[Requirements] Your task is to repeat the entries word for word while leaving out the pictures.
--- Data to process ---
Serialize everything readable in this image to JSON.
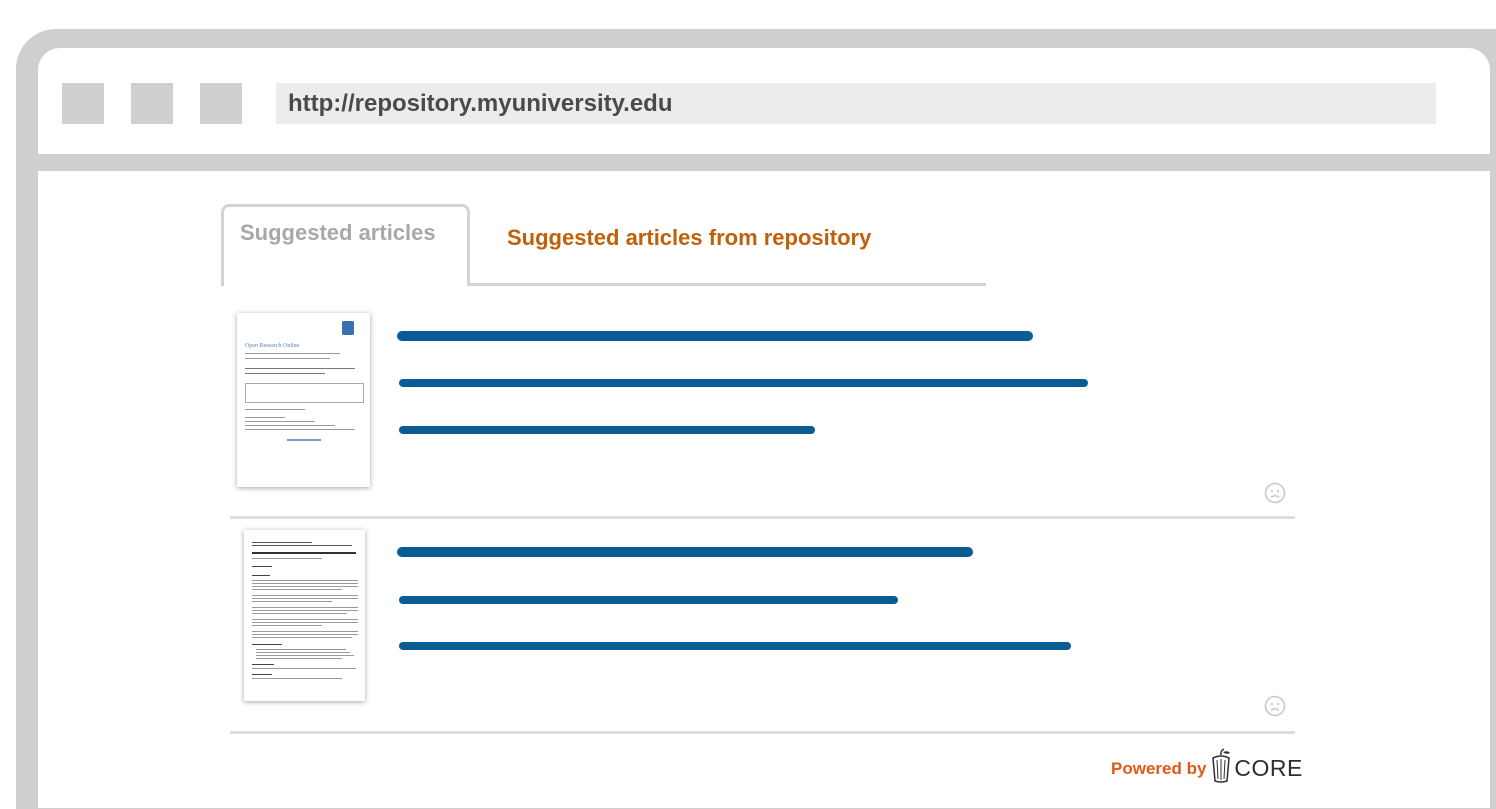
{
  "browser": {
    "url": "http://repository.myuniversity.edu"
  },
  "tabs": [
    {
      "label": "Suggested articles",
      "active": true
    },
    {
      "label": "Suggested articles from repository",
      "active": false
    }
  ],
  "articles": [
    {
      "thumbnail": {
        "header": "Open Research Online",
        "subheader": "The Open University's repository of research publications and other research outputs",
        "title": "Integration of the IRUS-UK Statistics in the CORE Repositories Dashboard",
        "footer": "oro.open.ac.uk"
      },
      "feedback_icon": "sad-face-icon"
    },
    {
      "thumbnail": {
        "title": "OpenAIRE infrastructure and services: advancing Open Science"
      },
      "feedback_icon": "sad-face-icon"
    }
  ],
  "footer": {
    "powered_label": "Powered by",
    "brand": "CORE"
  },
  "colors": {
    "accent_orange": "#c0600a",
    "bar_blue": "#0b5b95",
    "powered_orange": "#e2571c"
  }
}
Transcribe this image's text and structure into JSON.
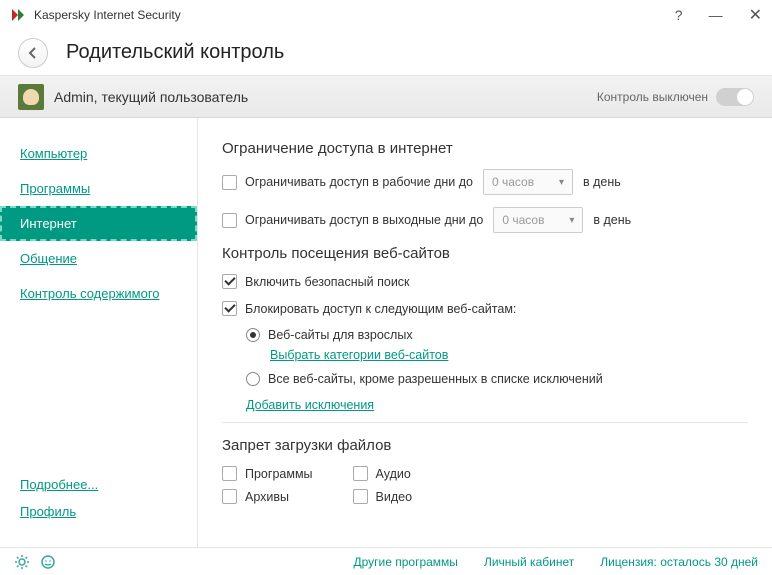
{
  "app": {
    "title": "Kaspersky Internet Security"
  },
  "header": {
    "title": "Родительский контроль"
  },
  "user": {
    "name": "Admin, текущий пользователь",
    "control_status": "Контроль выключен"
  },
  "sidebar": {
    "items": [
      {
        "label": "Компьютер"
      },
      {
        "label": "Программы"
      },
      {
        "label": "Интернет"
      },
      {
        "label": "Общение"
      },
      {
        "label": "Контроль содержимого"
      }
    ],
    "more": "Подробнее...",
    "profile": "Профиль"
  },
  "content": {
    "section1_title": "Ограничение доступа в интернет",
    "limit_workdays": "Ограничивать доступ в рабочие дни до",
    "limit_weekend": "Ограничивать доступ в выходные дни до",
    "dropdown_value": "0 часов",
    "per_day": "в день",
    "section2_title": "Контроль посещения веб-сайтов",
    "safe_search": "Включить безопасный поиск",
    "block_access": "Блокировать доступ к следующим веб-сайтам:",
    "adult_sites": "Веб-сайты для взрослых",
    "choose_categories": "Выбрать категории веб-сайтов",
    "all_except": "Все веб-сайты, кроме разрешенных в списке исключений",
    "add_exceptions": "Добавить исключения",
    "section3_title": "Запрет загрузки файлов",
    "file_types": {
      "programs": "Программы",
      "archives": "Архивы",
      "audio": "Аудио",
      "video": "Видео"
    }
  },
  "bottom": {
    "other": "Другие программы",
    "cabinet": "Личный кабинет",
    "license": "Лицензия: осталось 30 дней"
  }
}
---
[Finished task]
Serialize everything readable in this image to JSON.
{
  "browser": {
    "url": "http://repository.myuniversity.edu"
  },
  "tabs": [
    {
      "label": "Suggested articles",
      "active": true
    },
    {
      "label": "Suggested articles from repository",
      "active": false
    }
  ],
  "articles": [
    {
      "thumbnail": {
        "header": "Open Research Online",
        "subheader": "The Open University's repository of research publications and other research outputs",
        "title": "Integration of the IRUS-UK Statistics in the CORE Repositories Dashboard",
        "footer": "oro.open.ac.uk"
      },
      "feedback_icon": "sad-face-icon"
    },
    {
      "thumbnail": {
        "title": "OpenAIRE infrastructure and services: advancing Open Science"
      },
      "feedback_icon": "sad-face-icon"
    }
  ],
  "footer": {
    "powered_label": "Powered by",
    "brand": "CORE"
  },
  "colors": {
    "accent_orange": "#c0600a",
    "bar_blue": "#0b5b95",
    "powered_orange": "#e2571c"
  }
}
Transcribe this image's text and structure into JSON.
{
  "app": {
    "title": "Kaspersky Internet Security"
  },
  "header": {
    "title": "Родительский контроль"
  },
  "user": {
    "name": "Admin, текущий пользователь",
    "control_status": "Контроль выключен"
  },
  "sidebar": {
    "items": [
      {
        "label": "Компьютер"
      },
      {
        "label": "Программы"
      },
      {
        "label": "Интернет"
      },
      {
        "label": "Общение"
      },
      {
        "label": "Контроль содержимого"
      }
    ],
    "more": "Подробнее...",
    "profile": "Профиль"
  },
  "content": {
    "section1_title": "Ограничение доступа в интернет",
    "limit_workdays": "Ограничивать доступ в рабочие дни до",
    "limit_weekend": "Ограничивать доступ в выходные дни до",
    "dropdown_value": "0 часов",
    "per_day": "в день",
    "section2_title": "Контроль посещения веб-сайтов",
    "safe_search": "Включить безопасный поиск",
    "block_access": "Блокировать доступ к следующим веб-сайтам:",
    "adult_sites": "Веб-сайты для взрослых",
    "choose_categories": "Выбрать категории веб-сайтов",
    "all_except": "Все веб-сайты, кроме разрешенных в списке исключений",
    "add_exceptions": "Добавить исключения",
    "section3_title": "Запрет загрузки файлов",
    "file_types": {
      "programs": "Программы",
      "archives": "Архивы",
      "audio": "Аудио",
      "video": "Видео"
    }
  },
  "bottom": {
    "other": "Другие программы",
    "cabinet": "Личный кабинет",
    "license": "Лицензия: осталось 30 дней"
  }
}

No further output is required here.